STATED PROBLEM> Turn the lines in these items into a single numbered list, skipping any blank lines, and leave the pictures out of your answer.

-- START --

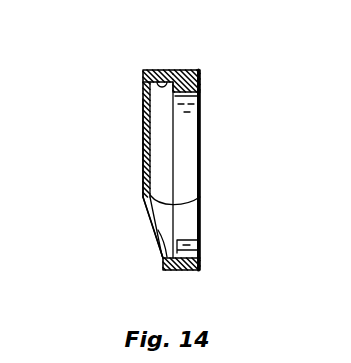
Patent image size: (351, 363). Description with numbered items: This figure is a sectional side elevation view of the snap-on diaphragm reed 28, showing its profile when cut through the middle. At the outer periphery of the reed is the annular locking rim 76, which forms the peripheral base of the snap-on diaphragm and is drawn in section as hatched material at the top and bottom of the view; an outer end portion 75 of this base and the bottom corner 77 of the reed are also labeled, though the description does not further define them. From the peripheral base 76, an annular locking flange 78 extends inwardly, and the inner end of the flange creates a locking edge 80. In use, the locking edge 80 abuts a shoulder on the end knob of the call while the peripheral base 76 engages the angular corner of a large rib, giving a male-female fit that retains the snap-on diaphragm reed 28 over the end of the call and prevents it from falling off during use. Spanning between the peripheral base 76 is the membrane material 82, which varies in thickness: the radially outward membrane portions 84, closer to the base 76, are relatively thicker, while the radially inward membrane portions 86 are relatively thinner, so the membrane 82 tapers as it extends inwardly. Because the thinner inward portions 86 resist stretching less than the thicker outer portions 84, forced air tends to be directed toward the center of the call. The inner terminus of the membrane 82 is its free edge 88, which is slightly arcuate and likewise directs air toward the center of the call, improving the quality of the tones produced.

The snap-on diaphragm reed 28 is at (200, 70).
The end portion 75 is at (170, 71).
The annular locking rim 76 is at (163, 72).
The bottom corner 77 is at (163, 271).
The annular locking flange 78 is at (200, 82).
The locking edge 80 is at (171, 151).
The membrane material 82 is at (143, 140).
The radially outward membrane portions 84 is at (143, 103).
The radially inward membrane portions 86 is at (145, 183).
The free edge 88 is at (200, 200).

-- END --

WRITTEN ANSWER>
1. Patent image size: (351, 363). Description with numbered items: This figure is a sectional side elevation view of the snap-on diaphragm reed 28, showing its profile when cut through the middle. At the outer periphery of the reed is the annular locking rim 76, which forms the peripheral base of the snap-on diaphragm and is drawn in section as hatched material at the top and bottom of the view; an outer end portion 75 of this base and the bottom corner 77 of the reed are also labeled, though the description does not further define them. From the peripheral base 76, an annular locking flange 78 extends inwardly, and the inner end of the flange creates a locking edge 80. In use, the locking edge 80 abuts a shoulder on the end knob of the call while the peripheral base 76 engages the angular corner of a large rib, giving a male-female fit that retains the snap-on diaphragm reed 28 over the end of the call and prevents it from falling off during use. Spanning between the peripheral base 76 is the membrane material 82, which varies in thickness: the radially outward membrane portions 84, closer to the base 76, are relatively thicker, while the radially inward membrane portions 86 are relatively thinner, so the membrane 82 tapers as it extends inwardly. Because the thinner inward portions 86 resist stretching less than the thicker outer portions 84, forced air tends to be directed toward the center of the call. The inner terminus of the membrane 82 is its free edge 88, which is slightly arcuate and likewise directs air toward the center of the call, improving the quality of the tones produced.
2. The snap-on diaphragm reed 28 is at (200, 70).
3. The end portion 75 is at (170, 71).
4. The annular locking rim 76 is at (163, 72).
5. The bottom corner 77 is at (163, 271).
6. The annular locking flange 78 is at (200, 82).
7. The locking edge 80 is at (171, 151).
8. The membrane material 82 is at (143, 140).
9. The radially outward membrane portions 84 is at (143, 103).
10. The radially inward membrane portions 86 is at (145, 183).
11. The free edge 88 is at (200, 200).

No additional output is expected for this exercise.